#### Exercise requirements
Each line containing the word "JSON" should be found and copied.

#### Given records
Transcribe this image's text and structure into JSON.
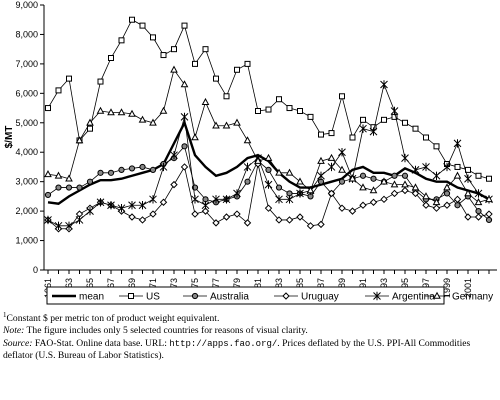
{
  "chart_data": {
    "type": "line",
    "ylabel": "$/MT",
    "ylim": [
      0,
      9000
    ],
    "yticks": [
      "0",
      "1,000",
      "2,000",
      "3,000",
      "4,000",
      "5,000",
      "6,000",
      "7,000",
      "8,000",
      "9,000"
    ],
    "x": [
      1961,
      1962,
      1963,
      1964,
      1965,
      1966,
      1967,
      1968,
      1969,
      1970,
      1971,
      1972,
      1973,
      1974,
      1975,
      1976,
      1977,
      1978,
      1979,
      1980,
      1981,
      1982,
      1983,
      1984,
      1985,
      1986,
      1987,
      1988,
      1989,
      1990,
      1991,
      1992,
      1993,
      1994,
      1995,
      1996,
      1997,
      1998,
      1999,
      2000,
      2001,
      2002,
      2003
    ],
    "xticks": [
      "1961",
      "1963",
      "1965",
      "1967",
      "1969",
      "1971",
      "1973",
      "1975",
      "1977",
      "1979",
      "1981",
      "1983",
      "1985",
      "1987",
      "1989",
      "1991",
      "1993",
      "1995",
      "1997",
      "1999",
      "2001"
    ],
    "legend_position": "bottom",
    "grid": false,
    "series": [
      {
        "name": "mean",
        "marker": "none",
        "values": [
          2300,
          2250,
          2500,
          2700,
          2900,
          3050,
          3050,
          3100,
          3200,
          3300,
          3400,
          3600,
          4300,
          5000,
          3900,
          3500,
          3200,
          3300,
          3500,
          3800,
          3900,
          3700,
          3300,
          3000,
          2800,
          2800,
          2900,
          3000,
          3100,
          3400,
          3500,
          3300,
          3300,
          3200,
          3450,
          3300,
          3100,
          3000,
          3000,
          2800,
          2700,
          2600,
          2400
        ]
      },
      {
        "name": "US",
        "marker": "square",
        "values": [
          5500,
          6100,
          6500,
          4400,
          4800,
          6400,
          7200,
          7800,
          8500,
          8300,
          7900,
          7300,
          7500,
          8300,
          7000,
          7500,
          6500,
          5900,
          6800,
          7000,
          5400,
          5450,
          5800,
          5500,
          5400,
          5200,
          4600,
          4650,
          5900,
          4500,
          5100,
          4850,
          5100,
          5200,
          5000,
          4800,
          4500,
          4200,
          3600,
          3500,
          3400,
          3200,
          3100
        ]
      },
      {
        "name": "Australia",
        "marker": "circle",
        "values": [
          2550,
          2800,
          2800,
          2800,
          3000,
          3300,
          3300,
          3400,
          3450,
          3500,
          3400,
          3600,
          3800,
          4200,
          2800,
          2400,
          2300,
          2400,
          2500,
          3000,
          3700,
          3400,
          2800,
          2600,
          2600,
          2500,
          3000,
          2600,
          3000,
          3100,
          3200,
          3100,
          3000,
          3200,
          3200,
          2700,
          2400,
          2400,
          2600,
          2200,
          2500,
          2000,
          1700
        ]
      },
      {
        "name": "Uruguay",
        "marker": "diamond",
        "values": [
          1700,
          1400,
          1400,
          1900,
          2100,
          2300,
          2200,
          2000,
          1800,
          1700,
          1900,
          2300,
          2900,
          3500,
          1900,
          2000,
          1600,
          1800,
          1900,
          1600,
          3600,
          2100,
          1700,
          1700,
          1800,
          1500,
          1550,
          2600,
          2100,
          2000,
          2200,
          2300,
          2400,
          2600,
          2700,
          2600,
          2200,
          2100,
          2200,
          2400,
          1800,
          1800,
          1900
        ]
      },
      {
        "name": "Argentina",
        "marker": "star",
        "values": [
          1700,
          1500,
          1500,
          1700,
          2000,
          2300,
          2200,
          2100,
          2200,
          2200,
          2400,
          3500,
          3900,
          5200,
          2400,
          2200,
          2400,
          2400,
          2600,
          3500,
          3800,
          2900,
          2400,
          2400,
          2600,
          2700,
          3200,
          3500,
          4000,
          3100,
          4800,
          4700,
          6300,
          5400,
          3800,
          3400,
          3500,
          3200,
          3500,
          4300,
          3100,
          2600,
          2400
        ]
      },
      {
        "name": "Germany",
        "marker": "triangle",
        "values": [
          3250,
          3200,
          3100,
          4400,
          5000,
          5400,
          5350,
          5350,
          5300,
          5100,
          5000,
          5400,
          6800,
          6300,
          4500,
          5700,
          4900,
          4900,
          5000,
          4400,
          3700,
          3800,
          3300,
          3300,
          3000,
          2700,
          3700,
          3800,
          3400,
          3100,
          2800,
          2700,
          3000,
          2900,
          2900,
          2800,
          2500,
          2300,
          2800,
          3200,
          2600,
          2300,
          2400
        ]
      }
    ]
  },
  "notes": {
    "footnote_marker": "1",
    "footnote_text": "Constant $ per metric ton of product weight equivalent.",
    "note_label": "Note:",
    "note_text": " The figure includes only 5 selected countries for reasons of visual clarity.",
    "source_label": "Source:",
    "source_text_before_url": " FAO-Stat. Online data base. URL: ",
    "source_url": "http://apps.fao.org/",
    "source_text_after_url": ". Prices deflated by the U.S. PPI-All Commodities deflator (U.S. Bureau of Labor Statistics)."
  }
}
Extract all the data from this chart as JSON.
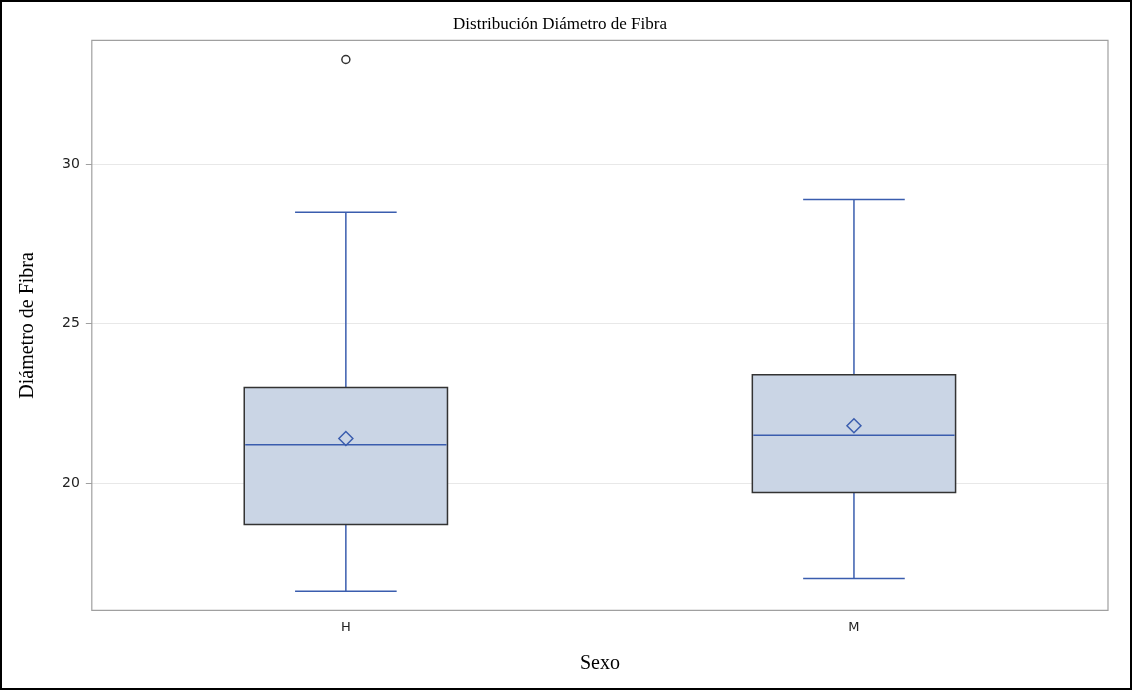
{
  "chart_data": {
    "type": "box",
    "title": "Distribución Diámetro de Fibra",
    "xlabel": "Sexo",
    "ylabel": "Diámetro de Fibra",
    "categories": [
      "H",
      "M"
    ],
    "boxes": [
      {
        "low": 16.6,
        "q1": 18.7,
        "median": 21.2,
        "q3": 23.0,
        "high": 28.5,
        "mean": 21.4,
        "outliers": [
          33.3
        ]
      },
      {
        "low": 17.0,
        "q1": 19.7,
        "median": 21.5,
        "q3": 23.4,
        "high": 28.9,
        "mean": 21.8
      }
    ],
    "color": "#cad5e5",
    "ylim": [
      16,
      33.9
    ],
    "yticks": [
      20,
      25,
      30
    ],
    "grid": "y",
    "legend": false
  }
}
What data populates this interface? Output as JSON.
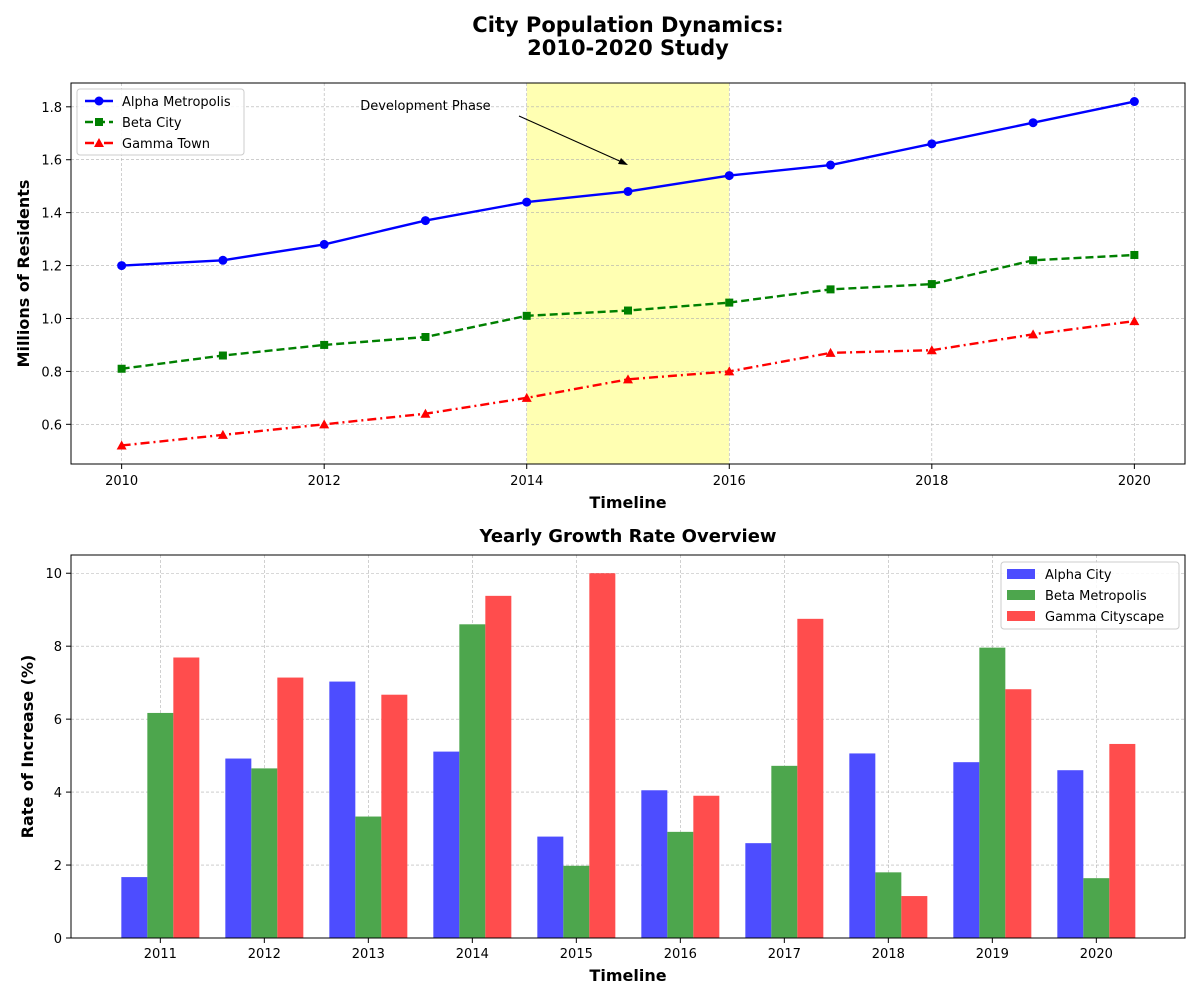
{
  "figure_title_line1": "City Population Dynamics:",
  "figure_title_line2": "2010-2020 Study",
  "chart_data": [
    {
      "type": "line",
      "title": "",
      "xlabel": "Timeline",
      "ylabel": "Millions of Residents",
      "x": [
        2010,
        2011,
        2012,
        2013,
        2014,
        2015,
        2016,
        2017,
        2018,
        2019,
        2020
      ],
      "xlim": [
        2009.5,
        2020.5
      ],
      "ylim": [
        0.45,
        1.89
      ],
      "xticks": [
        "2010",
        "2012",
        "2014",
        "2016",
        "2018",
        "2020"
      ],
      "yticks": [
        "0.6",
        "0.8",
        "1.0",
        "1.2",
        "1.4",
        "1.6",
        "1.8"
      ],
      "grid": true,
      "legend_position": "upper-left",
      "series": [
        {
          "name": "Alpha Metropolis",
          "color": "#0000ff",
          "marker": "circle",
          "linestyle": "solid",
          "values": [
            1.2,
            1.22,
            1.28,
            1.37,
            1.44,
            1.48,
            1.54,
            1.58,
            1.66,
            1.74,
            1.82
          ]
        },
        {
          "name": "Beta City",
          "color": "#008000",
          "marker": "square",
          "linestyle": "dashed",
          "values": [
            0.81,
            0.86,
            0.9,
            0.93,
            1.01,
            1.03,
            1.06,
            1.11,
            1.13,
            1.22,
            1.24
          ]
        },
        {
          "name": "Gamma Town",
          "color": "#ff0000",
          "marker": "triangle",
          "linestyle": "dashdot",
          "values": [
            0.52,
            0.56,
            0.6,
            0.64,
            0.7,
            0.77,
            0.8,
            0.87,
            0.88,
            0.94,
            0.99
          ]
        }
      ],
      "shaded_region": {
        "x_start": 2014,
        "x_end": 2016,
        "color": "#ffff66"
      },
      "annotation": {
        "text": "Development Phase",
        "text_x": 2013.0,
        "text_y": 1.78,
        "point_x": 2015.0,
        "point_y": 1.58
      }
    },
    {
      "type": "bar",
      "title": "Yearly Growth Rate Overview",
      "xlabel": "Timeline",
      "ylabel": "Rate of Increase (%)",
      "categories": [
        "2011",
        "2012",
        "2013",
        "2014",
        "2015",
        "2016",
        "2017",
        "2018",
        "2019",
        "2020"
      ],
      "ylim": [
        0,
        10.5
      ],
      "yticks": [
        "0",
        "2",
        "4",
        "6",
        "8",
        "10"
      ],
      "grid": true,
      "legend_position": "upper-right",
      "series": [
        {
          "name": "Alpha City",
          "color": "#4d4dff",
          "values": [
            1.67,
            4.92,
            7.03,
            5.11,
            2.78,
            4.05,
            2.6,
            5.06,
            4.82,
            4.6
          ]
        },
        {
          "name": "Beta Metropolis",
          "color": "#4da64d",
          "values": [
            6.17,
            4.65,
            3.33,
            8.6,
            1.98,
            2.91,
            4.72,
            1.8,
            7.96,
            1.64
          ]
        },
        {
          "name": "Gamma Cityscape",
          "color": "#ff4d4d",
          "values": [
            7.69,
            7.14,
            6.67,
            9.38,
            10.0,
            3.9,
            8.75,
            1.15,
            6.82,
            5.32
          ]
        }
      ]
    }
  ]
}
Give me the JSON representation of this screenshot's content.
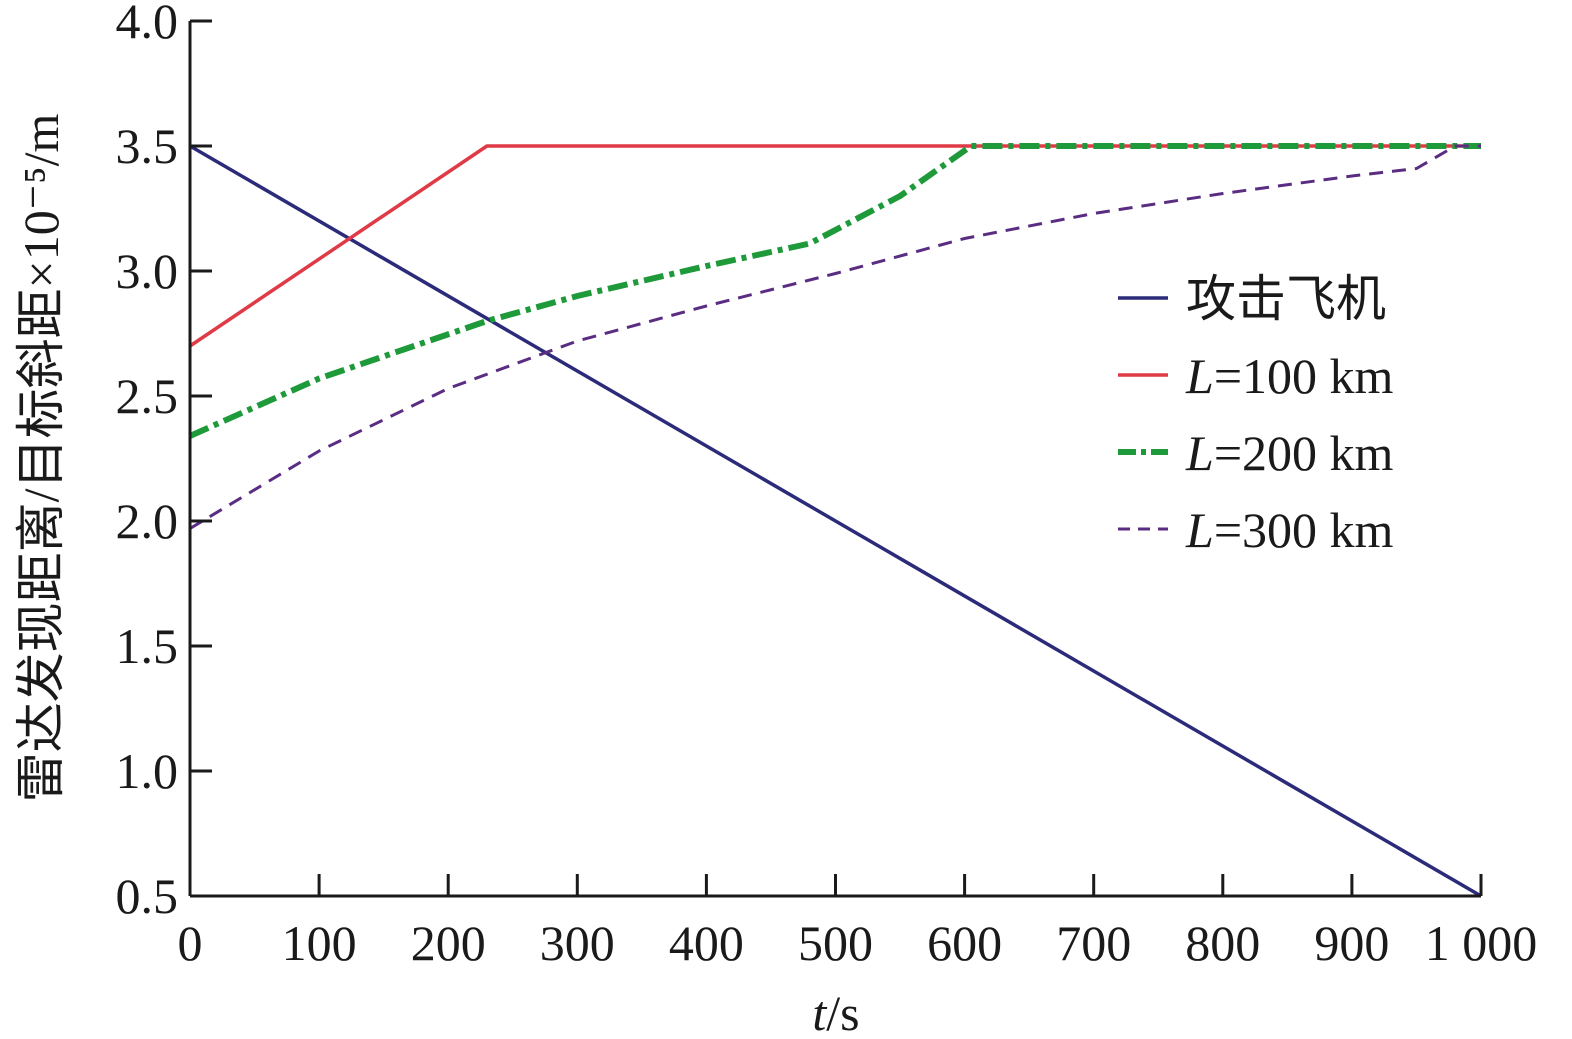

#### Solution to this problem
Transcribe this image's text and structure into JSON.
Extract all the data from this chart as JSON.
What data populates this interface? Output as JSON.
Give me the JSON representation of this screenshot's content.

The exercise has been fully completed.